## Extracted entries
■ ■ ■ ■ ■

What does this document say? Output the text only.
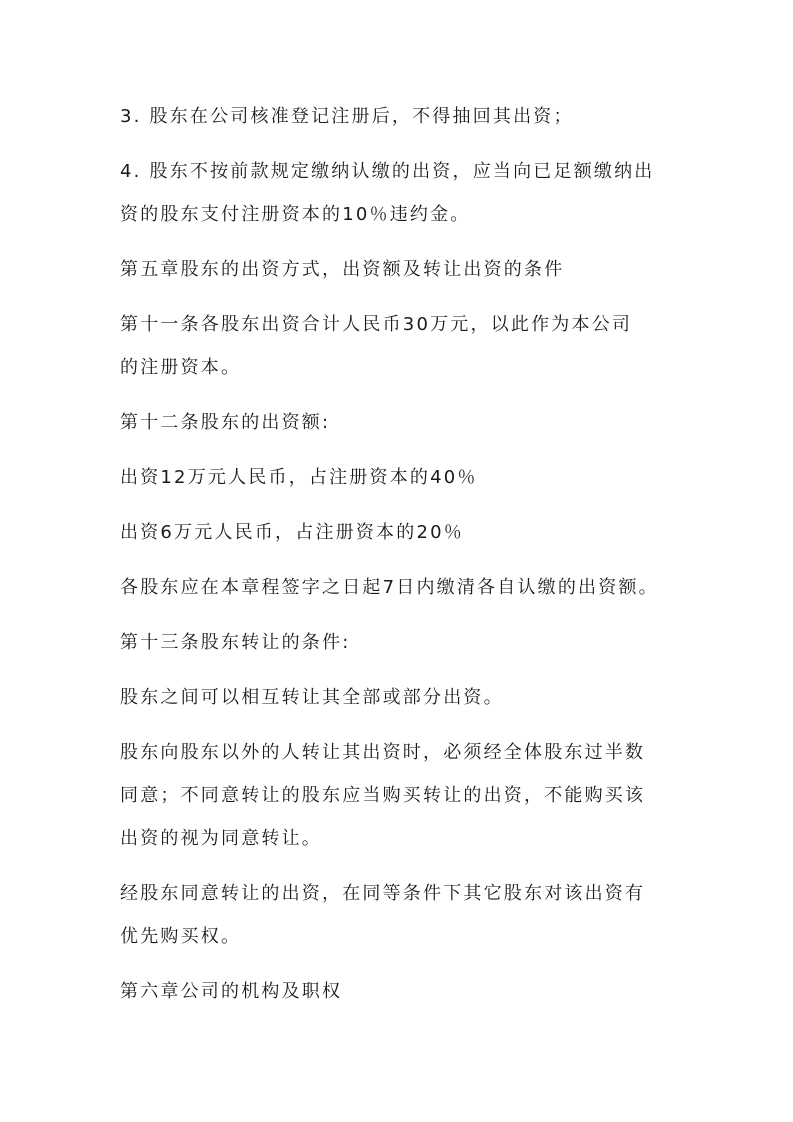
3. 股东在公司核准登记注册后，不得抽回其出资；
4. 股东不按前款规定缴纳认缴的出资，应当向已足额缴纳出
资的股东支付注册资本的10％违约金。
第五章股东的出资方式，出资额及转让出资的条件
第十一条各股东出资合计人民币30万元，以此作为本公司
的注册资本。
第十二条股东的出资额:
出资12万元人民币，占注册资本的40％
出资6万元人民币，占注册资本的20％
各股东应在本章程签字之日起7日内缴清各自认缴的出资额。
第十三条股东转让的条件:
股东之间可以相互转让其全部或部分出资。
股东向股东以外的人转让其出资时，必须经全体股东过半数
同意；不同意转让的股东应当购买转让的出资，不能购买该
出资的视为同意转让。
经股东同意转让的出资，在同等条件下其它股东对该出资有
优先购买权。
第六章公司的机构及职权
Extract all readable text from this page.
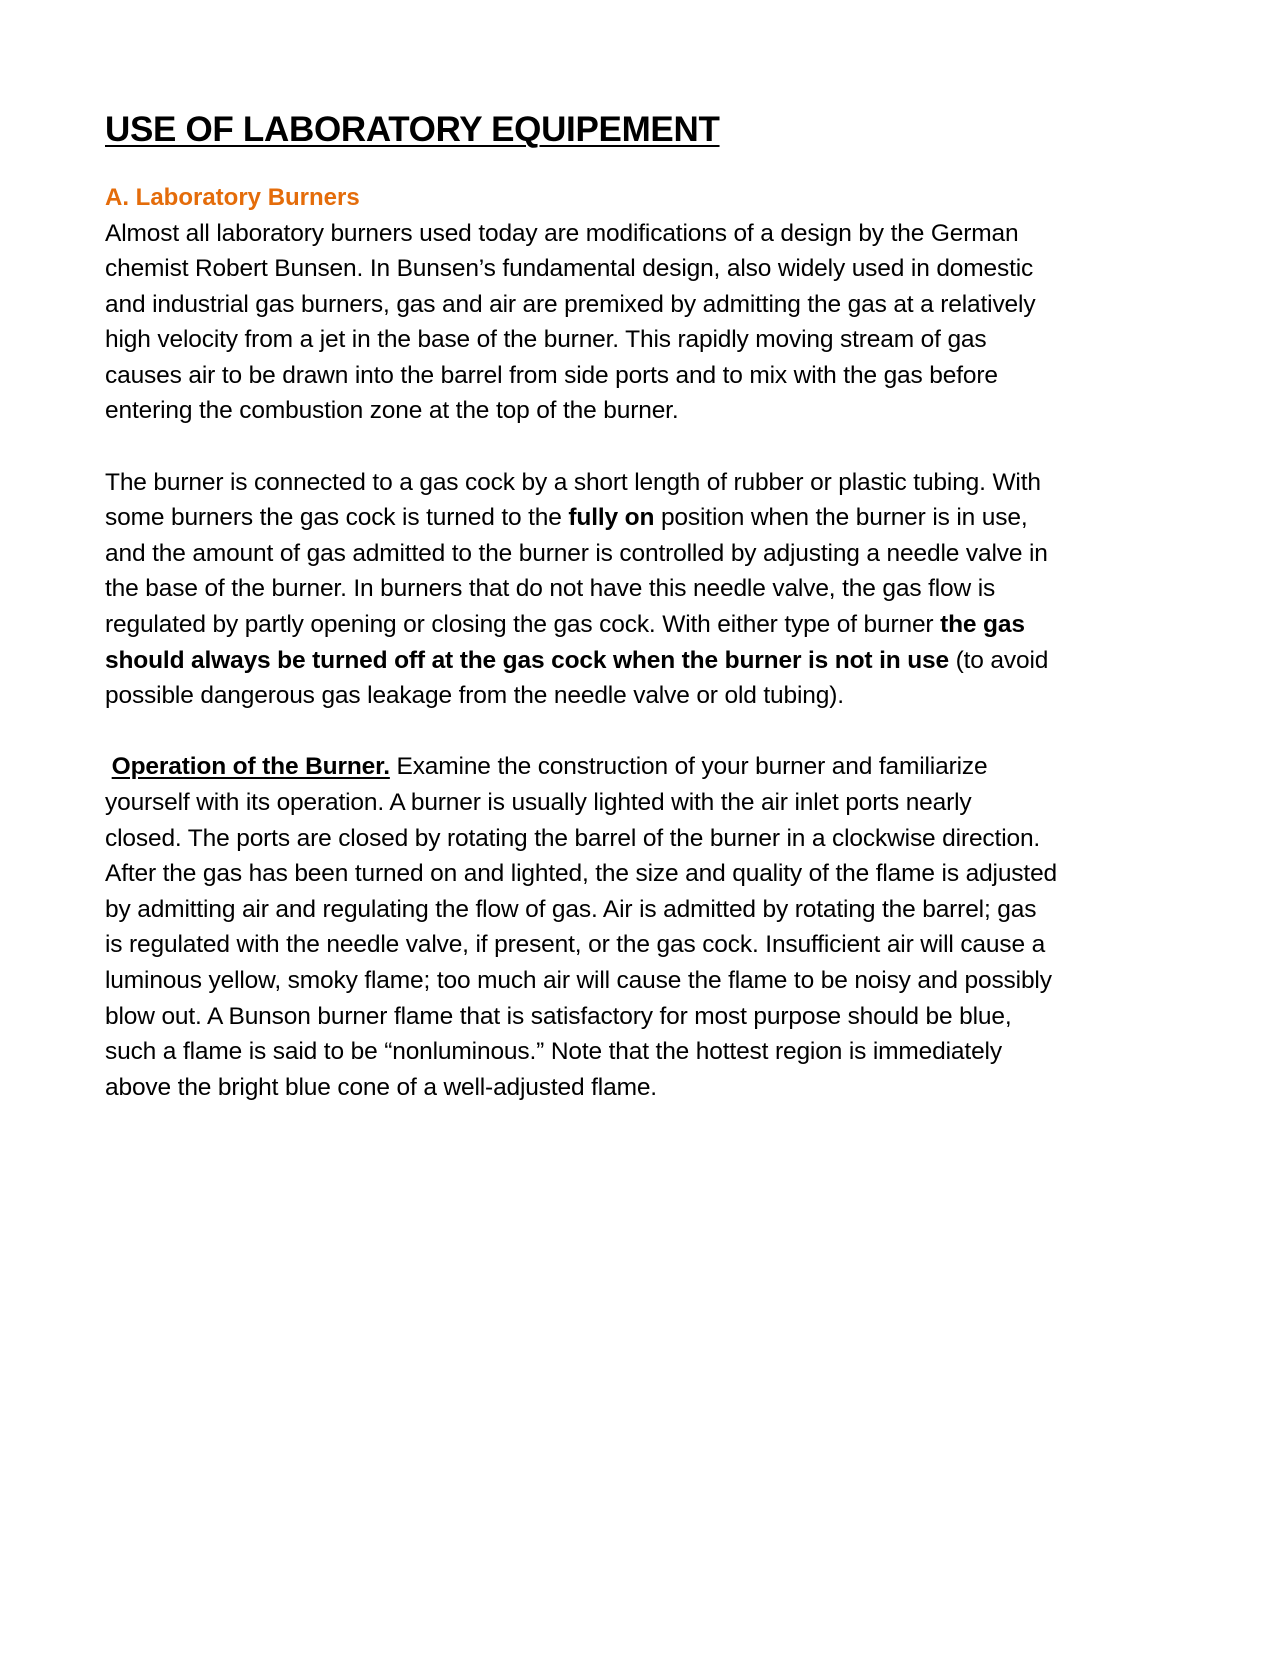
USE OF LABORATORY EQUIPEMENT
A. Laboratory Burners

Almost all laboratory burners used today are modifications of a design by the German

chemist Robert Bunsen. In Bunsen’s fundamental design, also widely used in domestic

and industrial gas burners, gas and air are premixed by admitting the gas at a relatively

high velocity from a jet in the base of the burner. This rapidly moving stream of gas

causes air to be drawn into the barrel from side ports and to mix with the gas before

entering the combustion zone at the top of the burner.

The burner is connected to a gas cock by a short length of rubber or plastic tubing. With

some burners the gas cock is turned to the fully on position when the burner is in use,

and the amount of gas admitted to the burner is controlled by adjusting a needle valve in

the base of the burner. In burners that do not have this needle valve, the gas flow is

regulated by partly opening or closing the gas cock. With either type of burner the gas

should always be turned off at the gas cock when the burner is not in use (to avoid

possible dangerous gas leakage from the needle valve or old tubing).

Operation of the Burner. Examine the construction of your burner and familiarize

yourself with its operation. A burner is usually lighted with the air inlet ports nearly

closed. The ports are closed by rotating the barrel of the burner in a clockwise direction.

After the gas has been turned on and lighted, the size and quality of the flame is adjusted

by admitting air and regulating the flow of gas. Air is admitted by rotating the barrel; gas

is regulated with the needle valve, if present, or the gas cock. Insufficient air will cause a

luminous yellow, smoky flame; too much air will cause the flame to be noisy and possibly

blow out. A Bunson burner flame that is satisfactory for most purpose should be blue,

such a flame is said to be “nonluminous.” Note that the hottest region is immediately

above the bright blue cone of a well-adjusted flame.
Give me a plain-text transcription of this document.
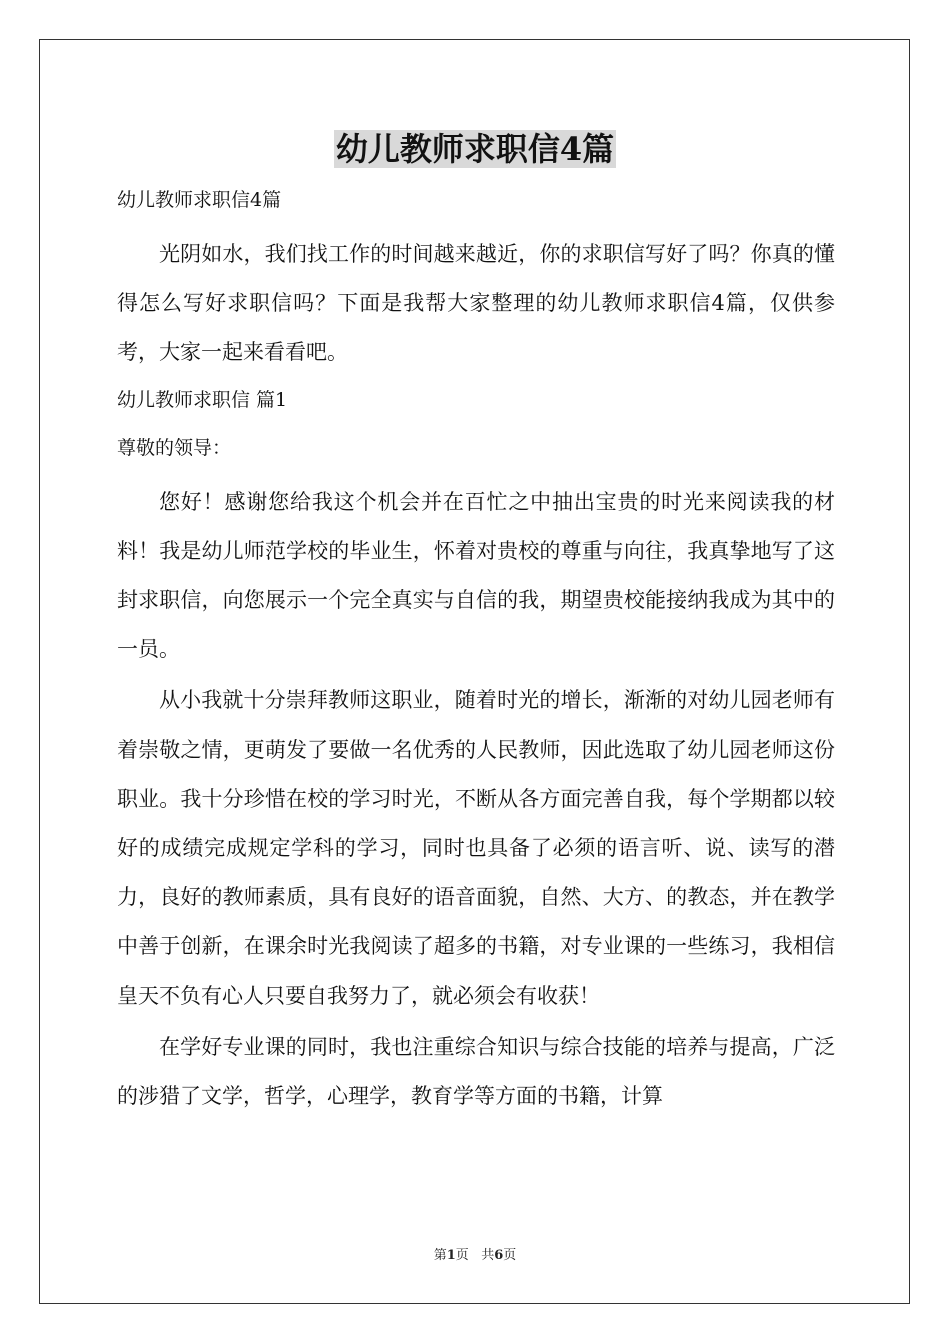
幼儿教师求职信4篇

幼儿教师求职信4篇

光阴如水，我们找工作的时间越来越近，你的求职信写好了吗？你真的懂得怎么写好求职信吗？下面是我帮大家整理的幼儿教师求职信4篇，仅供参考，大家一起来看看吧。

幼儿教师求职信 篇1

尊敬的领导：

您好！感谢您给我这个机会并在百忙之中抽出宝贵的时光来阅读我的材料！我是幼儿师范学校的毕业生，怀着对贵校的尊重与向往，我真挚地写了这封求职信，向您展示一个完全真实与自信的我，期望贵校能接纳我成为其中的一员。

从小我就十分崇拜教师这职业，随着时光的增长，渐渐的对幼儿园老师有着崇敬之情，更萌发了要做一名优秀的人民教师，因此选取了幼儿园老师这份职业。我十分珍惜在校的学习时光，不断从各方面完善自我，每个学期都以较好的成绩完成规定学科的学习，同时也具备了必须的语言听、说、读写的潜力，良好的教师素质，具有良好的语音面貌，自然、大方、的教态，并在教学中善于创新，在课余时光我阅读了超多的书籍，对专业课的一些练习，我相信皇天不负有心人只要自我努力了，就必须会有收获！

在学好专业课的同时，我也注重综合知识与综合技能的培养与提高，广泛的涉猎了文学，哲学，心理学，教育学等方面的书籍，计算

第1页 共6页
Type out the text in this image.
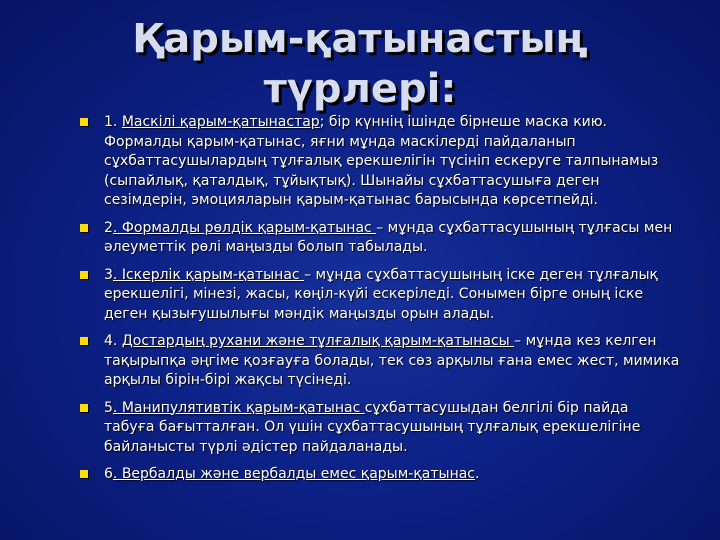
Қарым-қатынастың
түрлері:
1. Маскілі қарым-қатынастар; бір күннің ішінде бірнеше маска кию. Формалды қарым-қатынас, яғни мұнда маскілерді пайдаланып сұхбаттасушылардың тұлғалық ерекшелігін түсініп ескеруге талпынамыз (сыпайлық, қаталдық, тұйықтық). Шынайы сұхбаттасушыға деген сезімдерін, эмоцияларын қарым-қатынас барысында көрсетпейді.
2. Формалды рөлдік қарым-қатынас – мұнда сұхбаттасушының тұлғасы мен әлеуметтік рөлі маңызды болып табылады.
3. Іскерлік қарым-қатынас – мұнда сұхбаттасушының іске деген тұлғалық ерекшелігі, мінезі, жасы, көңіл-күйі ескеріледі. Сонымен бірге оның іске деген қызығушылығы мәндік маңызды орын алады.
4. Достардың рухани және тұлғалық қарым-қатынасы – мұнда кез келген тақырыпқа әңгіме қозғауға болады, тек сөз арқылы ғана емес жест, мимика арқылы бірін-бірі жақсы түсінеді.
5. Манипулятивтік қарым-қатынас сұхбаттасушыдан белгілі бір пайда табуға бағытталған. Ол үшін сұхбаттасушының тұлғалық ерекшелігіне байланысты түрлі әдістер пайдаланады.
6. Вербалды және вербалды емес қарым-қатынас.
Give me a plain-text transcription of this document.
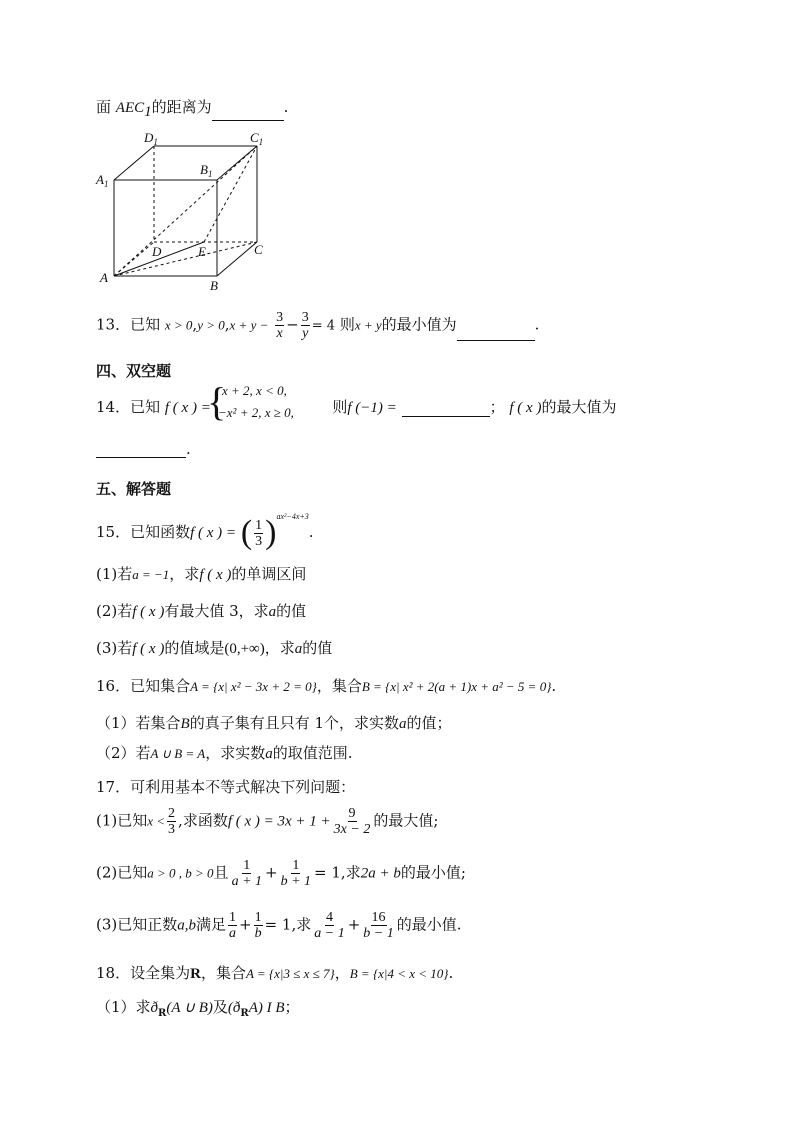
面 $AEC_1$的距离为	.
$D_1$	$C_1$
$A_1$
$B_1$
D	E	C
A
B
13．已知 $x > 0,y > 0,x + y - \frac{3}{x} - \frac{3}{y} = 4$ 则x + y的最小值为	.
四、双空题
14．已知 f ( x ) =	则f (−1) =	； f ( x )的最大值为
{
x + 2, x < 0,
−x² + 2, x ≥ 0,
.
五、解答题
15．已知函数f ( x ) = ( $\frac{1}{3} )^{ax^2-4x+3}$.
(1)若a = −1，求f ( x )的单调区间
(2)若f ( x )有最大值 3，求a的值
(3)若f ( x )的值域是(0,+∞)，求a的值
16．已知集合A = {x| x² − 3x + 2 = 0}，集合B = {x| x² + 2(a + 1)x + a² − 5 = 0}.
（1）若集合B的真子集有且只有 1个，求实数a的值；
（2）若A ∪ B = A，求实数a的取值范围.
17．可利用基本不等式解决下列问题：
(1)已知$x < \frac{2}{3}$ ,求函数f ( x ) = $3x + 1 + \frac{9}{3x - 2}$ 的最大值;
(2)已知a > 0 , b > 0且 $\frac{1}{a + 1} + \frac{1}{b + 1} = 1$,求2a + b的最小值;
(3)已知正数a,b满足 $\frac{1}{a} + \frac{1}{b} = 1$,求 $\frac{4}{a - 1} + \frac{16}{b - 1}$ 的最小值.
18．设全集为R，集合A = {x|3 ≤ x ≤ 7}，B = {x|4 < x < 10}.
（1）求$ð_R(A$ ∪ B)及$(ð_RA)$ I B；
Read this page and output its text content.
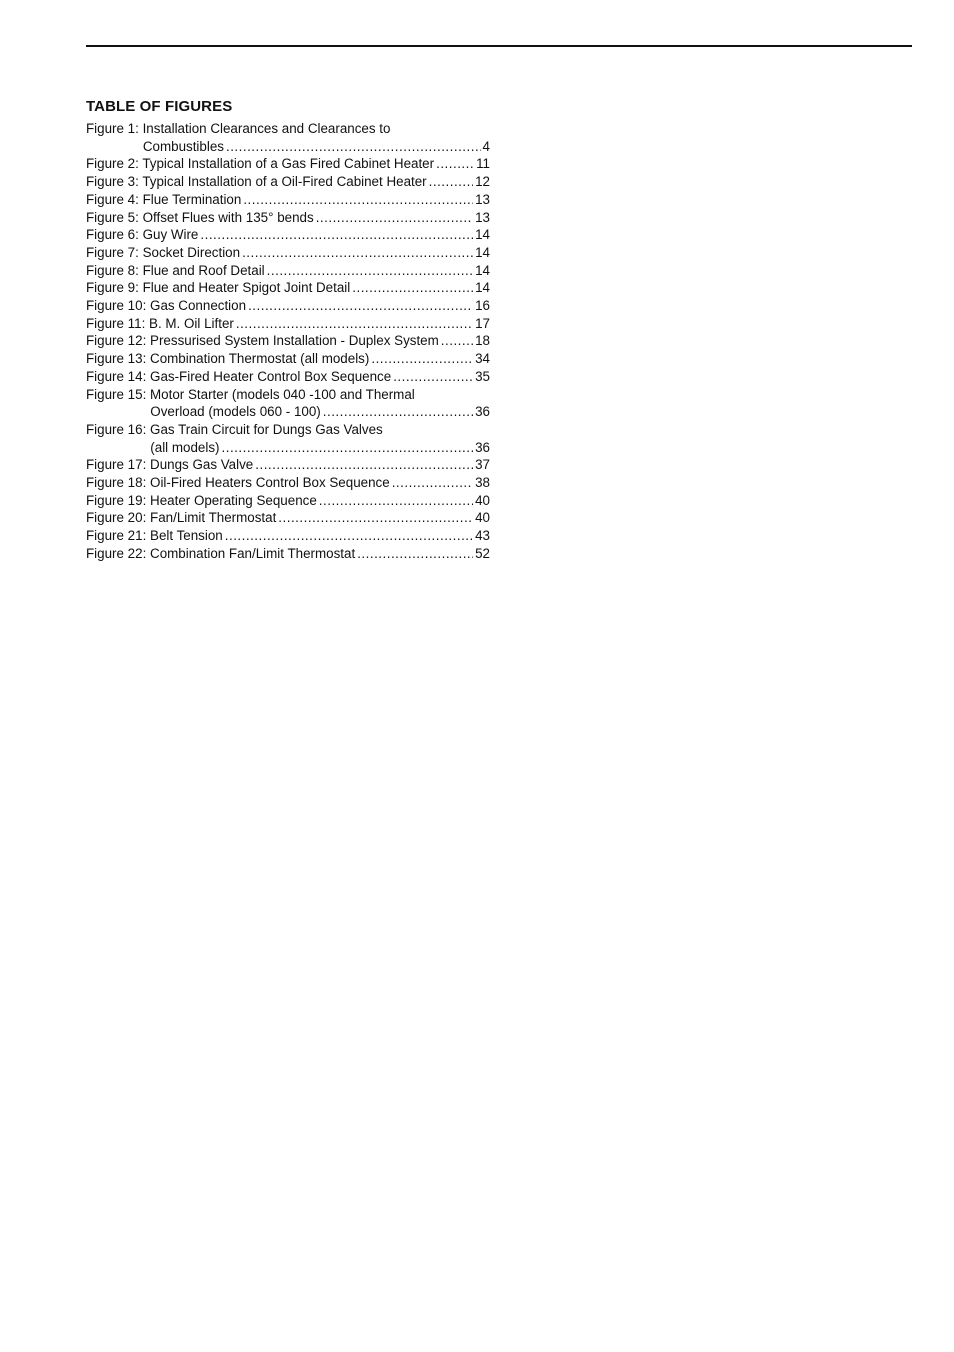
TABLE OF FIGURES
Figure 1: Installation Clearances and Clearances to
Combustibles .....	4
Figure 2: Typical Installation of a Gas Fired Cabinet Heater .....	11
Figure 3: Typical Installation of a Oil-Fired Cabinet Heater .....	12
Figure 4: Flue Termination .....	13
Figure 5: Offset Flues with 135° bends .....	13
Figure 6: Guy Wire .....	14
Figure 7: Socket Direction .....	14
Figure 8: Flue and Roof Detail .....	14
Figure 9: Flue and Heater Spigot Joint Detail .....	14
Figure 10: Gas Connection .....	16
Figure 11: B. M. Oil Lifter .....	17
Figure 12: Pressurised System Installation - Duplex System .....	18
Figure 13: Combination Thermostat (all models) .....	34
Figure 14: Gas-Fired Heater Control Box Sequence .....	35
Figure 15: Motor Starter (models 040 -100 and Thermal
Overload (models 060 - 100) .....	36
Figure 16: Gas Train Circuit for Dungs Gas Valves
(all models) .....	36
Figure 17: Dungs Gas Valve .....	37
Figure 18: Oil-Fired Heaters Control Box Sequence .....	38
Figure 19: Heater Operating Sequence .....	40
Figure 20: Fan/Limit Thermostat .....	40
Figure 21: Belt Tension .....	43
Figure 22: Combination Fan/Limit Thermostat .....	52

■ ■ ■ ■ ■

## Exercise prompt
Write out every line from the entries where "frac" appears.

## Exercise answer
13．已知 $x > 0,y > 0,x + y - \frac{3}{x} - \frac{3}{y} = 4$ 则x + y的最小值为	.
15．已知函数f ( x ) = ( $\frac{1}{3} )^{ax^2-4x+3}$.
(1)已知$x < \frac{2}{3}$ ,求函数f ( x ) = $3x + 1 + \frac{9}{3x - 2}$ 的最大值;
(2)已知a > 0 , b > 0且 $\frac{1}{a + 1} + \frac{1}{b + 1} = 1$,求2a + b的最小值;
(3)已知正数a,b满足 $\frac{1}{a} + \frac{1}{b} = 1$,求 $\frac{4}{a - 1} + \frac{16}{b - 1}$ 的最小值.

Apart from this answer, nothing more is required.